# Start of RECORDS FOR THIS TASK

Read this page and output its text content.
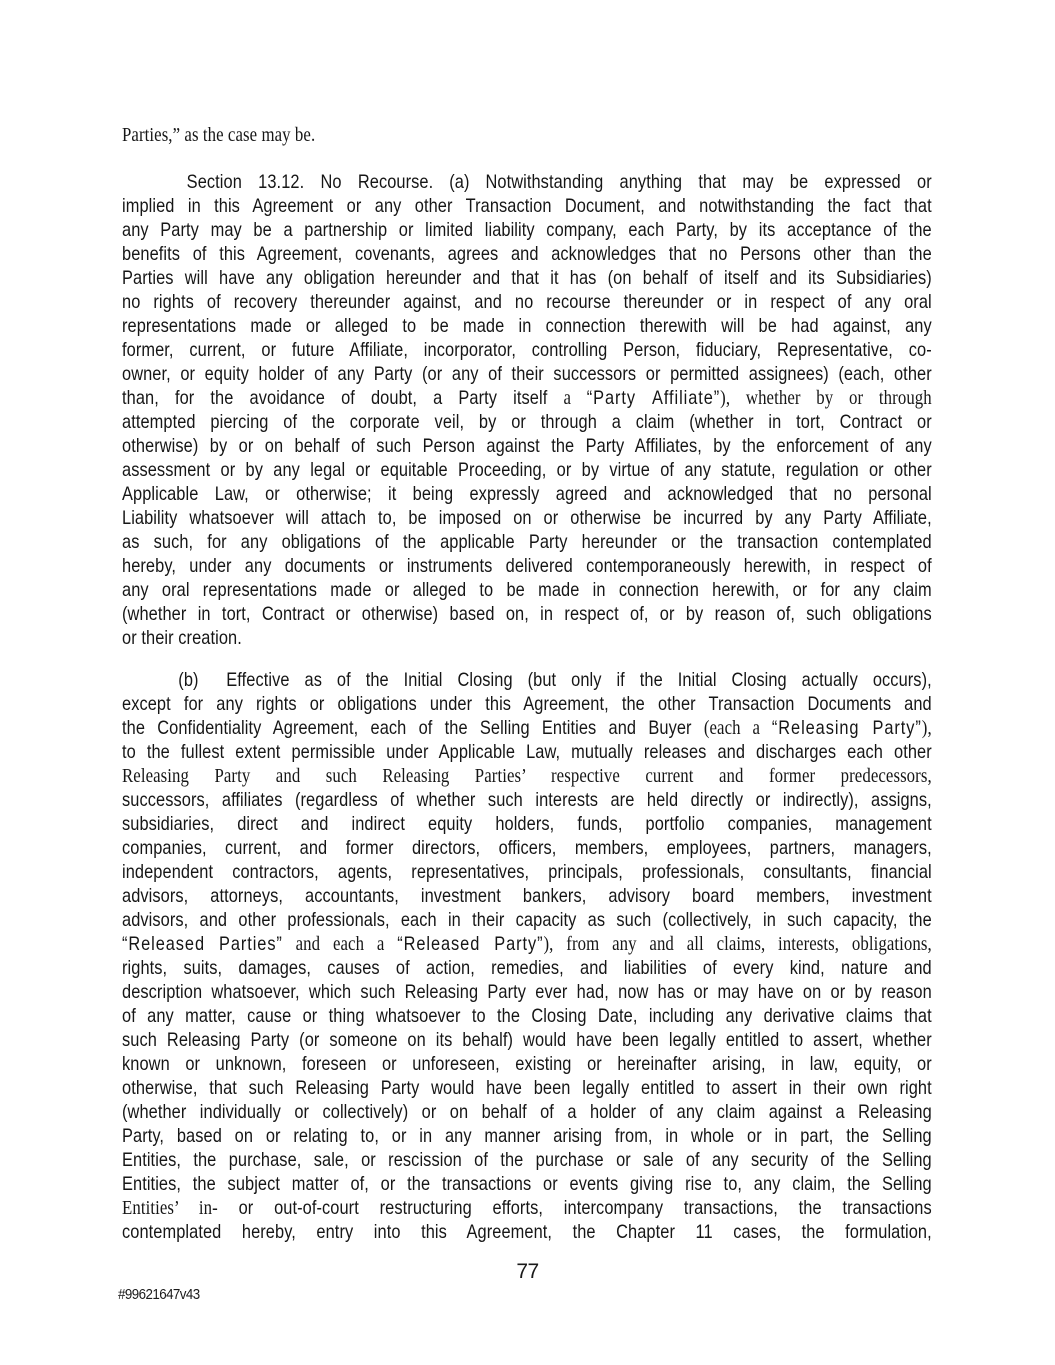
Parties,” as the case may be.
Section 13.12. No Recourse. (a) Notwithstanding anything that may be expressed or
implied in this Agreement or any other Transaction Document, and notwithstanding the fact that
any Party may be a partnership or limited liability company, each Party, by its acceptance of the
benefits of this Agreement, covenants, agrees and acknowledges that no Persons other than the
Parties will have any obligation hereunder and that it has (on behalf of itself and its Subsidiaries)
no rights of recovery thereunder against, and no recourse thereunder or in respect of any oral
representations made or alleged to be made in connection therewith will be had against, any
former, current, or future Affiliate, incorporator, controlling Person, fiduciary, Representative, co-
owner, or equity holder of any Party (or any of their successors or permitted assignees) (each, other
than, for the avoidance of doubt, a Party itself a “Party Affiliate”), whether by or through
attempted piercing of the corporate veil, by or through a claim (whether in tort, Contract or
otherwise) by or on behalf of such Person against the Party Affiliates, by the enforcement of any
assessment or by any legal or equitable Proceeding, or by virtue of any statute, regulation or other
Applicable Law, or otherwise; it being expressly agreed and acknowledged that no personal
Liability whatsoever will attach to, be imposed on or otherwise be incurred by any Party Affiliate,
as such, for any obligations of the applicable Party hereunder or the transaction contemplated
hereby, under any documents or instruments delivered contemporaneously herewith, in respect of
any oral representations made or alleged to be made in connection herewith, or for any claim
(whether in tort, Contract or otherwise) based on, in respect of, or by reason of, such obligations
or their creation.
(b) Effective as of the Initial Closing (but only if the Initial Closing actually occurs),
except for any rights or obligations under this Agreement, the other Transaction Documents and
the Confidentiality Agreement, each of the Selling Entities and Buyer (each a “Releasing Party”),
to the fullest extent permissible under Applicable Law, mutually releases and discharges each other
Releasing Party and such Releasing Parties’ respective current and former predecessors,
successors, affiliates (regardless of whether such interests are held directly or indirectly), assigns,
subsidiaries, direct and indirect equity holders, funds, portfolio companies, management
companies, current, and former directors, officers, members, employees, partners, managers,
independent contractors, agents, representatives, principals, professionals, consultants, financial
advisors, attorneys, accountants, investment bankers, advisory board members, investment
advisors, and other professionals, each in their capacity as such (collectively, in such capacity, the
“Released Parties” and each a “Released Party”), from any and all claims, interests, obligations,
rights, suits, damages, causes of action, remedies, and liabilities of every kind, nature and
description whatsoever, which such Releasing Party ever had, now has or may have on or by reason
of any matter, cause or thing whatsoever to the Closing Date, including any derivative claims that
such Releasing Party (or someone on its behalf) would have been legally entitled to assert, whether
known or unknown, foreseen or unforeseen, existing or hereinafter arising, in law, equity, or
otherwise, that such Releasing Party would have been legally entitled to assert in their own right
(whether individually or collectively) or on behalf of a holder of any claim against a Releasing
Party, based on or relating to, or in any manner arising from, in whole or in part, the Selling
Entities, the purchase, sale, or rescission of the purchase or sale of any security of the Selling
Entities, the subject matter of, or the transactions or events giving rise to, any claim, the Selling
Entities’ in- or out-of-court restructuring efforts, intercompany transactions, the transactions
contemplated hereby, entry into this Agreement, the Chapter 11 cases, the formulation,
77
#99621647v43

# End of RECORDS FOR THIS TASK
# Start of RECORDS FOR THIS TASK

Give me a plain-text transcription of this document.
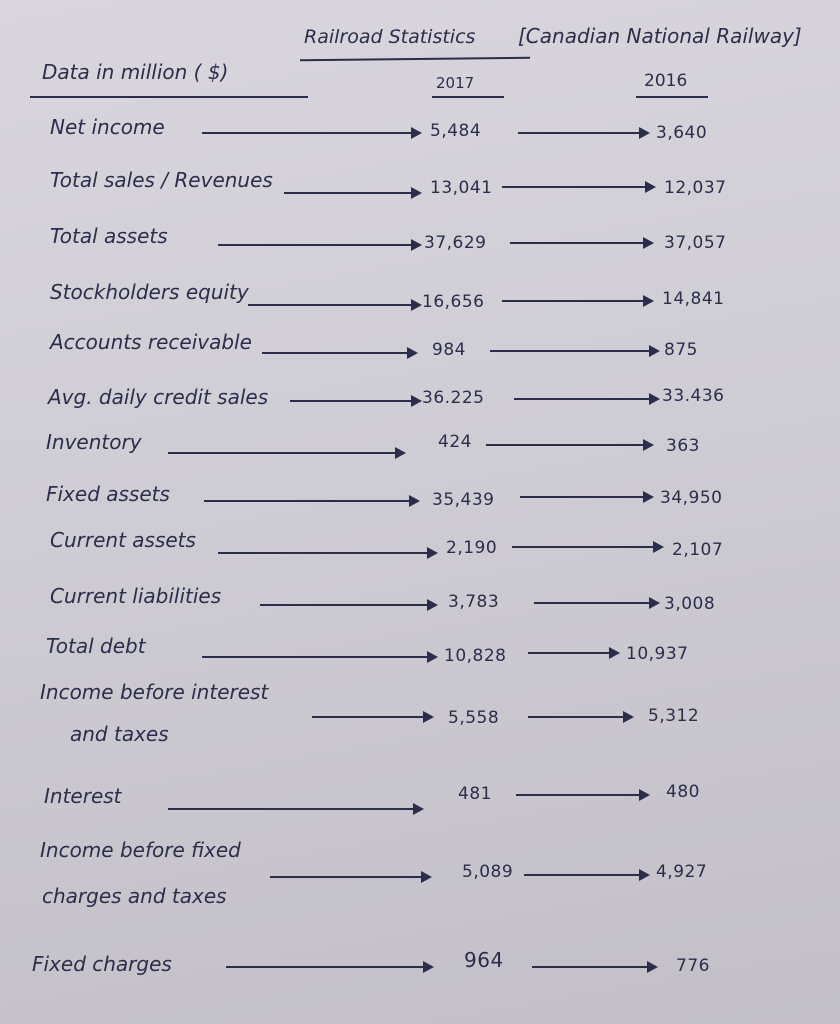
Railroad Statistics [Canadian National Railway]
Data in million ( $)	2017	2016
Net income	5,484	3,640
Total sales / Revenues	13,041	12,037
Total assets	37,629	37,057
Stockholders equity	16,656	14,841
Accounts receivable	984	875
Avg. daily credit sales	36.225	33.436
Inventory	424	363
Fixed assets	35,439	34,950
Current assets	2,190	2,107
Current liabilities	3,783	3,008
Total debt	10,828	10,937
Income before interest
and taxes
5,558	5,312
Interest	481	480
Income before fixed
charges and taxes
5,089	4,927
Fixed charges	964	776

# End of RECORDS FOR THIS TASK
# Start of RECORDS FOR THIS TASK

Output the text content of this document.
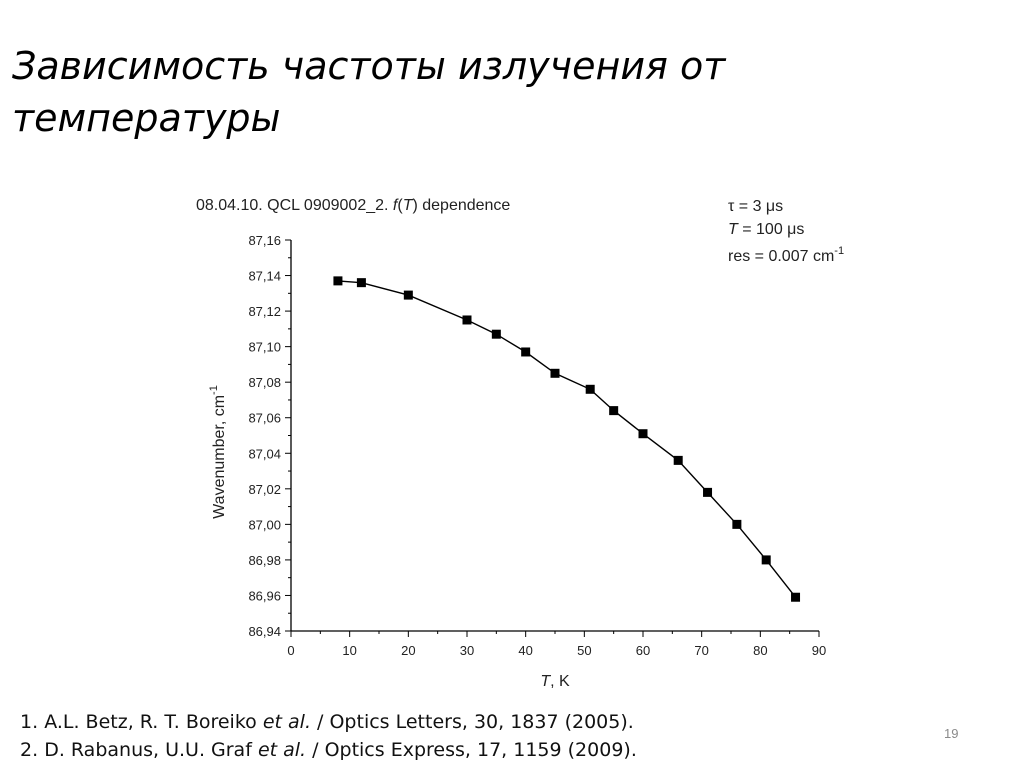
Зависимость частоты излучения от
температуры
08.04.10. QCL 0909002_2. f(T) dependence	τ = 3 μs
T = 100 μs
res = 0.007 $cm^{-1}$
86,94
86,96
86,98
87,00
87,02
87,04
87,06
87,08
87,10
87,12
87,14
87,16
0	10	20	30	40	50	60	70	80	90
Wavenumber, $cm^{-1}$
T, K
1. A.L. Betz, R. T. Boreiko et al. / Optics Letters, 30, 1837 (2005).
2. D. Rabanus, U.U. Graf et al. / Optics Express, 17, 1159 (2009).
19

# End of RECORDS FOR THIS TASK

THE PROBLEM:
Copy all lines above containing the string "have".

SOLUTION BELOW:
Parties will have any obligation hereunder and that it has (on behalf of itself and its Subsidiaries)
description whatsoever, which such Releasing Party ever had, now has or may have on or by reason
such Releasing Party (or someone on its behalf) would have been legally entitled to assert, whether
otherwise, that such Releasing Party would have been legally entitled to assert in their own right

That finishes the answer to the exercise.